[NSRCA-discussion] Avoidance

Fred Huber fhhuber at clearwire.net
Wed Oct 4 10:44:19 AKDT 2006


I'd vary from others already... if the deviation from the prescribed maneuver is to avoid a midair... no downgrade if I'm in the chair.  Complete the maneuver best you can... or refly it.

If you put in the rulebook to allow the avoidance with no penalty... you probably would need to require the affected maneuver to be reflown every time for consistancey.  Might even offer a landing and refly the whole flight...

Its safer if there's no mid-airs... you won't have a crippled plane limping in while another plays uncontrolled lawn dart.  While all of the cripples I have seen being flown in after a mid-air have landed fairly safely.... I think there's been a lot of luck involved.

I really don't understand how the pilot managed in one case.  Huge divot out of a wing,, dragging an aileron ripped off its hinges on the same side... damage to the tailplanes.. and he brought it in like a feather.
  ----- Original Message ----- 
  From: Ed Deaver 
  To: NSRCA Mailing List 
  Sent: Wednesday, October 04, 2006 1:05 PM
  Subject: [NSRCA-discussion] Avoidance


  Now the ball is rolling on judging, I have another subject worth discussion.  Not sure it has been actually.

| EXERCISE INSTRUCTIONS |
[1] In the avoidance post, how would the writer score a maneuver that a pilot altered to avoid a midair when he is the judge?
[2] Resume the avoidance post after its last sentence.
This material comes from a different source than the avoidance post.

[Extracted data entries]
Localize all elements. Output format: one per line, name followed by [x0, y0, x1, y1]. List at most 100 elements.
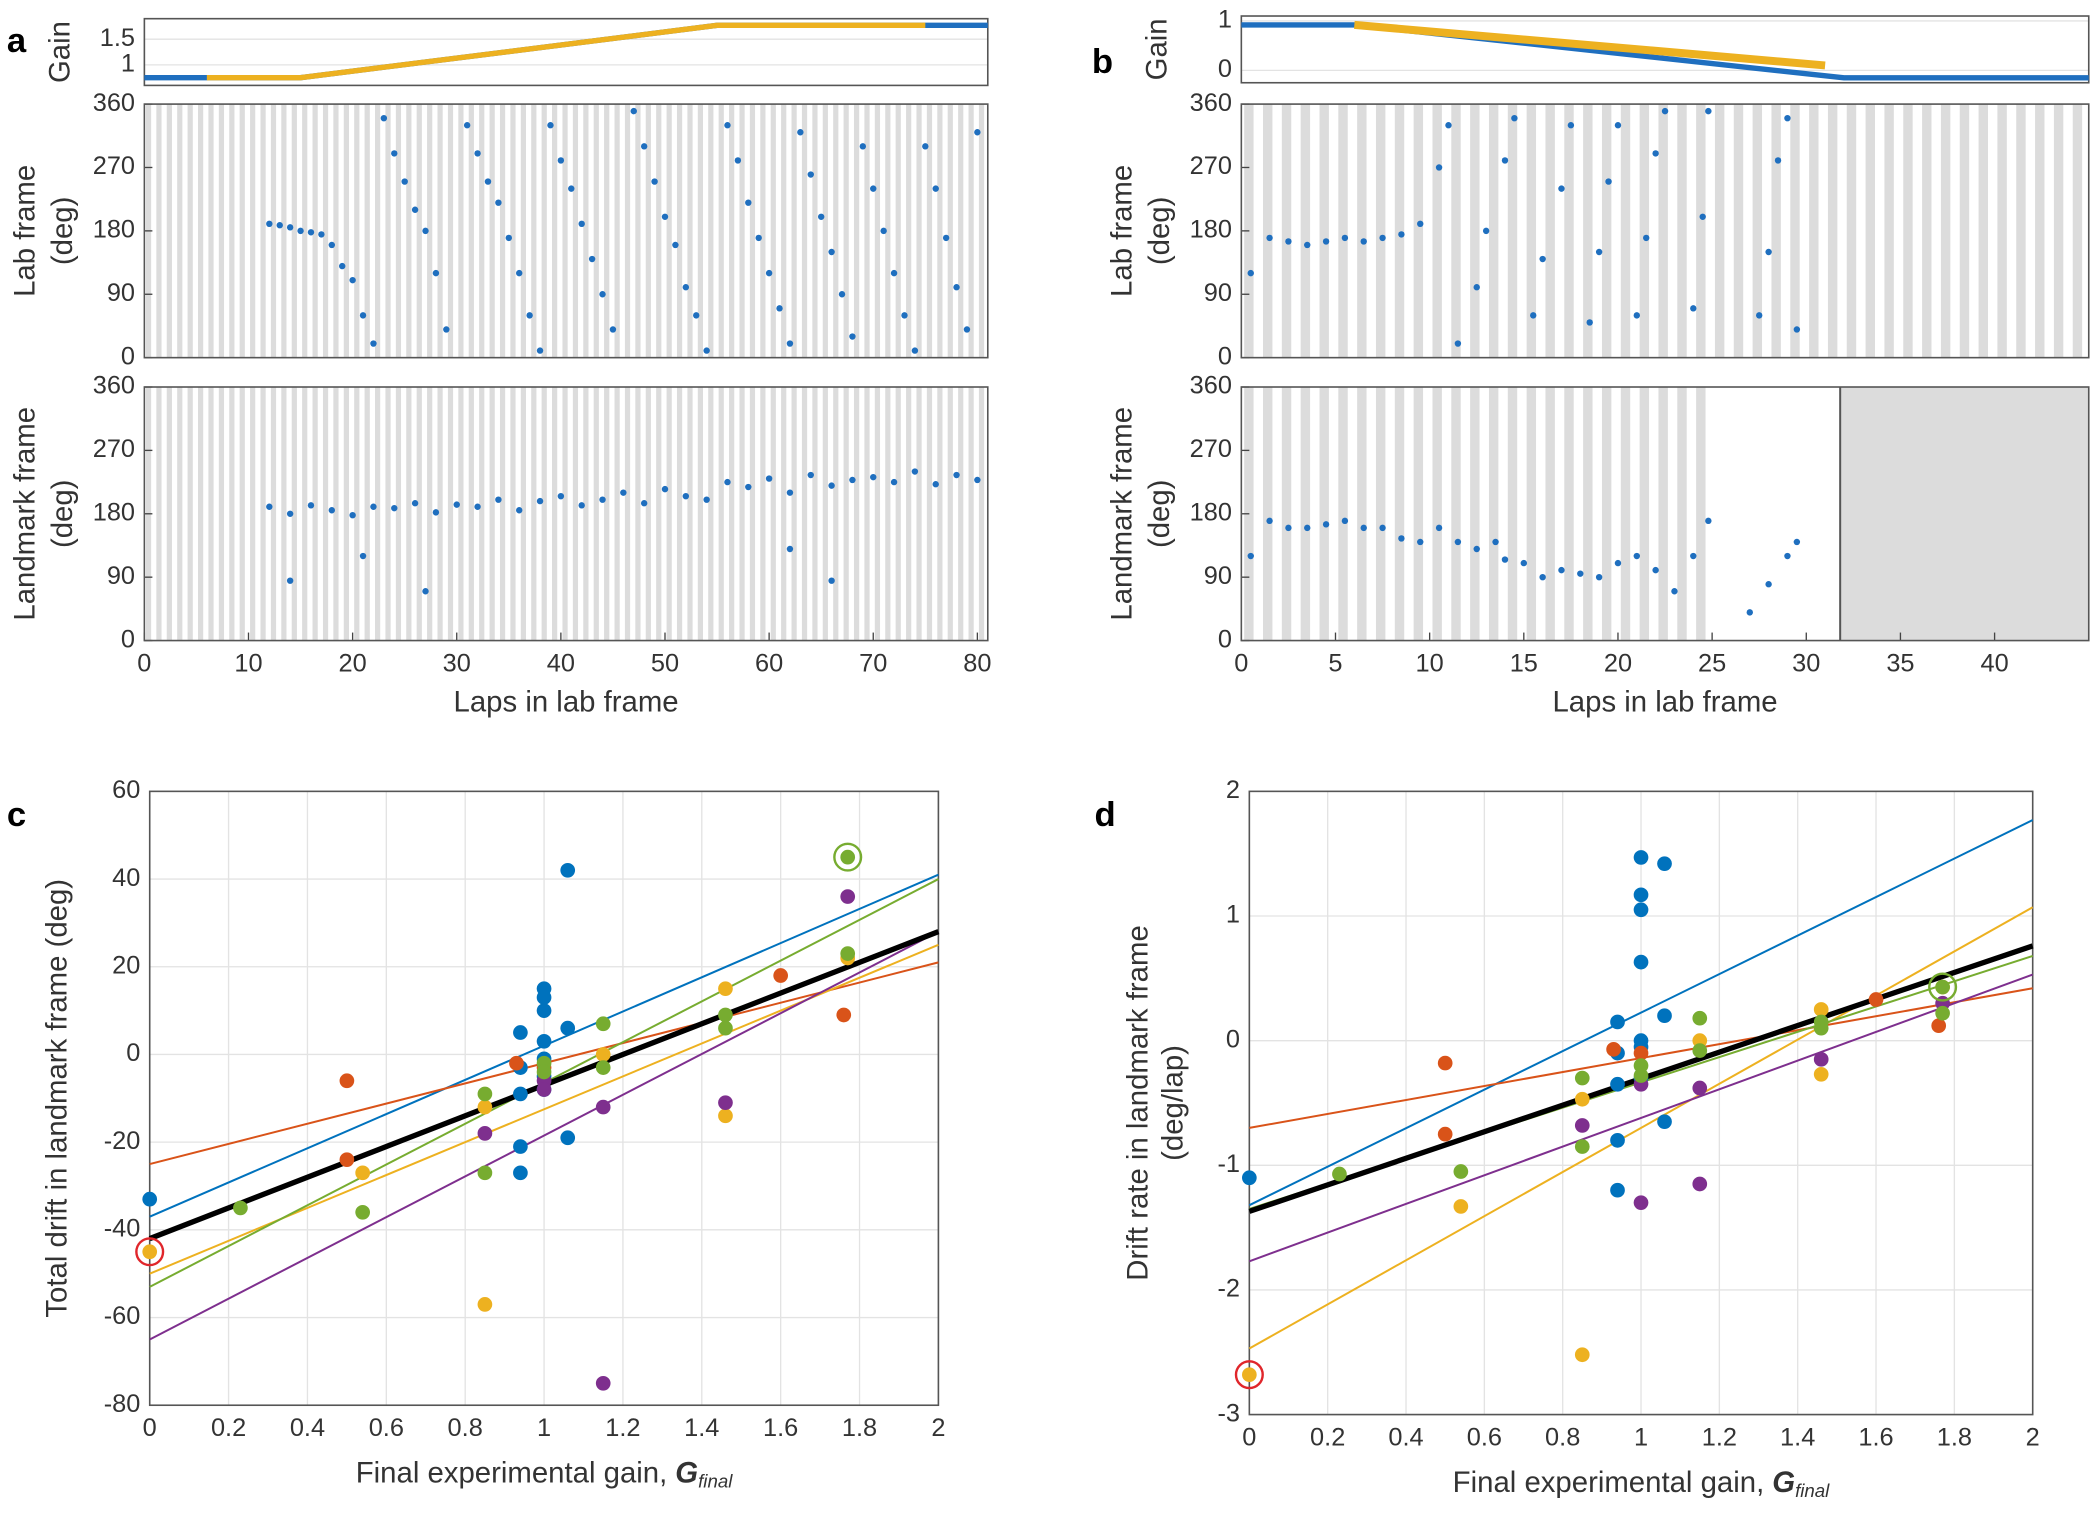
lap-stripe [635, 387, 641, 641]
lap-stripe [1300, 104, 1311, 358]
lap-stripe [1262, 387, 1273, 641]
lap-stripe [885, 387, 891, 641]
data-point [786, 489, 794, 496]
series-line [1248, 906, 2034, 1350]
y-tick-label: 1.5 [100, 24, 135, 52]
lap-stripe [333, 387, 339, 641]
x-tick-label: 1 [537, 1414, 551, 1442]
data-point [349, 511, 356, 519]
data-point [536, 1064, 552, 1080]
data-point [1935, 1005, 1950, 1021]
lap-stripe [322, 387, 329, 641]
data-point [370, 503, 377, 510]
lap-stripe [916, 104, 922, 358]
lap-stripe [624, 387, 631, 641]
lap-stripe [1338, 104, 1348, 358]
panel-letter: a [7, 22, 27, 60]
data-point [484, 178, 492, 185]
data-point [630, 107, 637, 115]
data-point [328, 241, 336, 249]
y-tick-label: -20 [104, 1127, 141, 1155]
x-tick-label: 0 [137, 649, 151, 677]
data-point [1868, 992, 1884, 1007]
y-tick-label: 0 [121, 625, 135, 653]
series-line [1241, 22, 2089, 81]
lap-stripe [1319, 387, 1329, 641]
x-tick-label: 0.6 [1467, 1423, 1502, 1451]
data-point [1699, 213, 1706, 220]
data-point [359, 312, 367, 319]
lap-stripe [385, 104, 391, 358]
data-point [1692, 1010, 1708, 1026]
lap-stripe [760, 387, 766, 641]
data-point [505, 234, 513, 242]
lap-stripe [489, 104, 495, 358]
data-point [1705, 107, 1712, 115]
data-point [1813, 1014, 1829, 1030]
lap-stripe [281, 104, 287, 358]
data-point [1643, 234, 1650, 242]
x-axis-label-subscript: final [1795, 1480, 1830, 1501]
data-point [1567, 122, 1575, 129]
data-point [1558, 566, 1565, 574]
lap-stripe [1846, 104, 1857, 358]
panel-letter: d [1095, 796, 1116, 834]
data-point [595, 1047, 611, 1062]
lap-stripe [1583, 387, 1593, 641]
x-tick-label: 0.8 [1545, 1423, 1580, 1451]
y-tick-label: 40 [112, 864, 140, 892]
data-point [477, 1126, 493, 1141]
x-tick-label: 0.4 [290, 1414, 325, 1442]
data-point [890, 478, 898, 486]
data-point [1931, 1018, 1947, 1034]
x-tick-label: 30 [1792, 649, 1820, 677]
data-point [718, 1007, 733, 1023]
lap-stripe [666, 104, 672, 358]
data-point [463, 122, 471, 129]
lap-stripe [1262, 104, 1273, 358]
data-point [1360, 524, 1367, 532]
lap-stripe [270, 104, 277, 358]
data-point [355, 1204, 370, 1220]
y-axis-label: Drift rate in landmark frame [1122, 925, 1155, 1281]
lap-stripe [926, 387, 933, 641]
lap-stripe [479, 387, 485, 641]
data-point [870, 473, 877, 481]
lap-stripe [427, 387, 433, 641]
y-tick-label: -3 [1217, 1399, 1240, 1427]
panel-6: -80 -60 -40 -20 0 20 40 60 0 0.2 0.4 0.6 0.8 1 1.2 1.4 1… [7, 776, 946, 1492]
lap-stripe [822, 104, 828, 358]
lap-stripe [406, 104, 412, 358]
lap-stripe [729, 387, 735, 641]
lap-stripe [375, 104, 381, 358]
data-point [765, 475, 773, 482]
lap-stripe [947, 387, 953, 641]
data-point [599, 496, 606, 503]
data-point [297, 227, 304, 235]
lap-stripe [437, 387, 443, 641]
lap-stripe [1922, 104, 1932, 358]
data-point [1633, 954, 1649, 970]
data-point [536, 1003, 552, 1018]
data-point [1692, 1176, 1708, 1192]
axes-box [1240, 386, 2090, 642]
lap-stripe [187, 387, 193, 641]
data-point [1539, 255, 1546, 263]
lap-stripe [1357, 387, 1367, 641]
lap-stripe [1394, 104, 1405, 358]
data-point [724, 122, 731, 129]
data-point [1539, 573, 1546, 581]
lap-stripe [812, 387, 818, 641]
data-point [1633, 1068, 1649, 1083]
lap-stripe [729, 104, 735, 358]
lap-stripe [1620, 387, 1631, 641]
y-axis-label: Total drift in landmark frame (deg) [41, 879, 74, 1318]
data-point [1610, 1182, 1625, 1198]
lap-stripe [541, 104, 547, 358]
data-point [142, 1244, 158, 1260]
data-point [1435, 164, 1443, 171]
lap-stripe [427, 104, 433, 358]
data-point [1454, 538, 1462, 546]
lap-stripe [416, 387, 422, 641]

| THE RESPONSES |
[1] He would give no downgrade; the pilot should complete the maneuver as best they can or refly it.

[2]
  At N Dallas 2 weeks ago, a midair occurred.  Here is the scenario.
  Both pilots were flying on the same track, but spread apart.  On an endbox manuever, both pulled vertical and both held their nerve(to their credit)  It appeared one plane was inside the other.  Suddenly plane #1 pulled to complete his 1/2 square (which appeared inside plane #2) when #2 cut it in 1/2 and flew through it.
  My question is:
  Can pattern effectively begin or have an "avoidance" rule.  These 2 planes were so close had one just pulled the power back a little, let the other one go on, $6K would still be flying.  I realize some overzelous competitors would use this indescretionately, but still we could write in some wording indicating judges had to agree it was in the best interest of both pilots.  As well no change to distance out could occur (not making it a positioning advantage)
  Any thoughts on this one.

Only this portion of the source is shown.